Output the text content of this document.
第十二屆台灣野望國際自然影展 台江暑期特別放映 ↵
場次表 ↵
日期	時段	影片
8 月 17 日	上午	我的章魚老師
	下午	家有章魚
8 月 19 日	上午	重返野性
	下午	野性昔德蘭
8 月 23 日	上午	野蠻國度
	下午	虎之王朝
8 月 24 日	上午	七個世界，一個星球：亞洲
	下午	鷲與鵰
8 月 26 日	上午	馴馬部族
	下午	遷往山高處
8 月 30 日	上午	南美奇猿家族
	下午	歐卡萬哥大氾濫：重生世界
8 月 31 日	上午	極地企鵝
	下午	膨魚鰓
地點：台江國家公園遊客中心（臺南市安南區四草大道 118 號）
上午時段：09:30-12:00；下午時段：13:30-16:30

==========

◆ Short exercise
From the records above, extract every entry exactly as given.

◆ Complete answer
Output the text content of this document.
第十二屆台灣野望國際自然影展 台江暑期特別放映 ↵
場次表 ↵
日期	時段	影片
8 月 17 日	上午	我的章魚老師
	下午	家有章魚
8 月 19 日	上午	重返野性
	下午	野性昔德蘭
8 月 23 日	上午	野蠻國度
	下午	虎之王朝
8 月 24 日	上午	七個世界，一個星球：亞洲
	下午	鷲與鵰
8 月 26 日	上午	馴馬部族
	下午	遷往山高處
8 月 30 日	上午	南美奇猿家族
	下午	歐卡萬哥大氾濫：重生世界
8 月 31 日	上午	極地企鵝
	下午	膨魚鰓
地點：台江國家公園遊客中心（臺南市安南區四草大道 118 號）
上午時段：09:30-12:00；下午時段：13:30-16:30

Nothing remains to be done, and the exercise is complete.